>> START

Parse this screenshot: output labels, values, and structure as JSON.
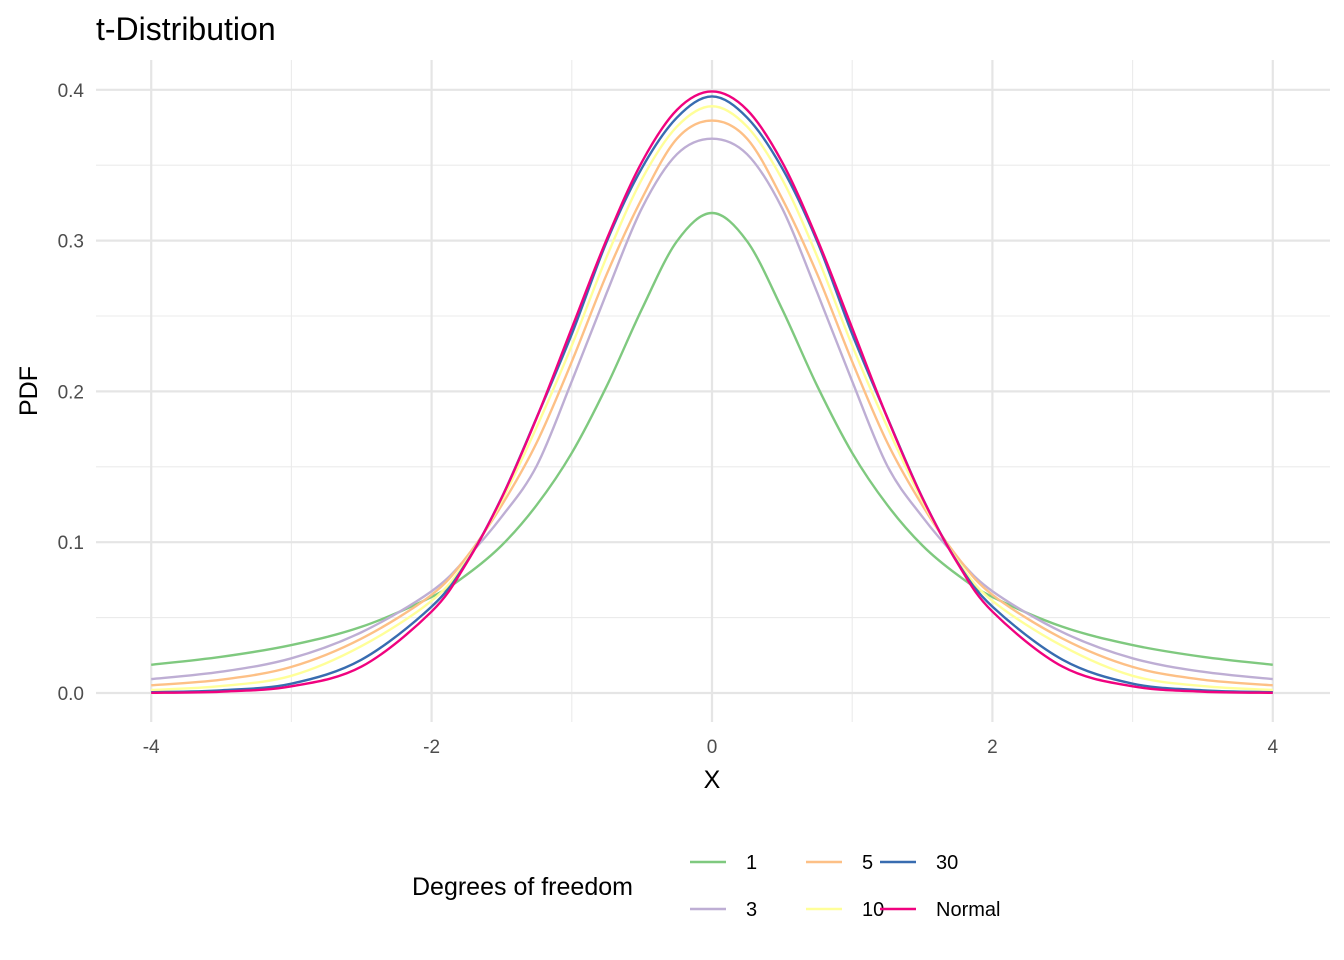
{
  "chart_data": {
    "type": "line",
    "title": "t-Distribution",
    "xlabel": "X",
    "ylabel": "PDF",
    "xlim": [
      -4,
      4
    ],
    "ylim": [
      0,
      0.4
    ],
    "x_ticks": [
      -4,
      -2,
      0,
      2,
      4
    ],
    "x_tick_labels": [
      "-4",
      "-2",
      "0",
      "2",
      "4"
    ],
    "y_ticks": [
      0,
      0.1,
      0.2,
      0.3,
      0.4
    ],
    "y_tick_labels": [
      "0.0",
      "0.1",
      "0.2",
      "0.3",
      "0.4"
    ],
    "grid": true,
    "legend": {
      "title": "Degrees of freedom",
      "position": "bottom"
    },
    "x": [
      -4,
      -3.5,
      -3,
      -2.5,
      -2,
      -1.75,
      -1.5,
      -1.25,
      -1,
      -0.75,
      -0.5,
      -0.25,
      0,
      0.25,
      0.5,
      0.75,
      1,
      1.25,
      1.5,
      1.75,
      2,
      2.5,
      3,
      3.5,
      4
    ],
    "series": [
      {
        "name": "1",
        "color": "#7fc97f",
        "values": [
          0.0187,
          0.024,
          0.0318,
          0.0439,
          0.0637,
          0.0784,
          0.0979,
          0.1247,
          0.1592,
          0.2037,
          0.2546,
          0.2996,
          0.3183,
          0.2996,
          0.2546,
          0.2037,
          0.1592,
          0.1247,
          0.0979,
          0.0784,
          0.0637,
          0.0439,
          0.0318,
          0.024,
          0.0187
        ]
      },
      {
        "name": "3",
        "color": "#beaed4",
        "values": [
          0.0092,
          0.0141,
          0.023,
          0.0403,
          0.0675,
          0.0896,
          0.1169,
          0.1507,
          0.2067,
          0.2656,
          0.3215,
          0.3573,
          0.3676,
          0.3573,
          0.3215,
          0.2656,
          0.2067,
          0.1507,
          0.1169,
          0.0896,
          0.0675,
          0.0403,
          0.023,
          0.0141,
          0.0092
        ]
      },
      {
        "name": "5",
        "color": "#fdc086",
        "values": [
          0.0051,
          0.0088,
          0.0173,
          0.0361,
          0.0651,
          0.0903,
          0.1245,
          0.1661,
          0.2197,
          0.2779,
          0.3279,
          0.3676,
          0.3796,
          0.3676,
          0.3279,
          0.2779,
          0.2197,
          0.1661,
          0.1245,
          0.0903,
          0.0651,
          0.0361,
          0.0173,
          0.0088,
          0.0051
        ]
      },
      {
        "name": "10",
        "color": "#ffff99",
        "values": [
          0.002,
          0.0046,
          0.0114,
          0.0311,
          0.0611,
          0.0879,
          0.1274,
          0.1765,
          0.2304,
          0.2895,
          0.3407,
          0.3756,
          0.3891,
          0.3756,
          0.3407,
          0.2895,
          0.2304,
          0.1765,
          0.1274,
          0.0879,
          0.0611,
          0.0311,
          0.0114,
          0.0046,
          0.002
        ]
      },
      {
        "name": "30",
        "color": "#386cb0",
        "values": [
          0.0005,
          0.0018,
          0.0062,
          0.0221,
          0.0573,
          0.0868,
          0.1296,
          0.1828,
          0.238,
          0.2995,
          0.3481,
          0.3816,
          0.3956,
          0.3816,
          0.3481,
          0.2995,
          0.238,
          0.1828,
          0.1296,
          0.0868,
          0.0573,
          0.0221,
          0.0062,
          0.0018,
          0.0005
        ]
      },
      {
        "name": "Normal",
        "color": "#f0027f",
        "values": [
          0.0001,
          0.0009,
          0.0044,
          0.0175,
          0.054,
          0.0863,
          0.1295,
          0.1826,
          0.242,
          0.3011,
          0.3521,
          0.3867,
          0.3989,
          0.3867,
          0.3521,
          0.3011,
          0.242,
          0.1826,
          0.1295,
          0.0863,
          0.054,
          0.0175,
          0.0044,
          0.0009,
          0.0001
        ]
      }
    ]
  }
}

>> END

* **Exercise**
Look through the data above. Each line containing the word "name" needs to be copied.

* **Output for this task**
        "name": "1",
        "name": "3",
        "name": "5",
        "name": "10",
        "name": "30",
        "name": "Normal",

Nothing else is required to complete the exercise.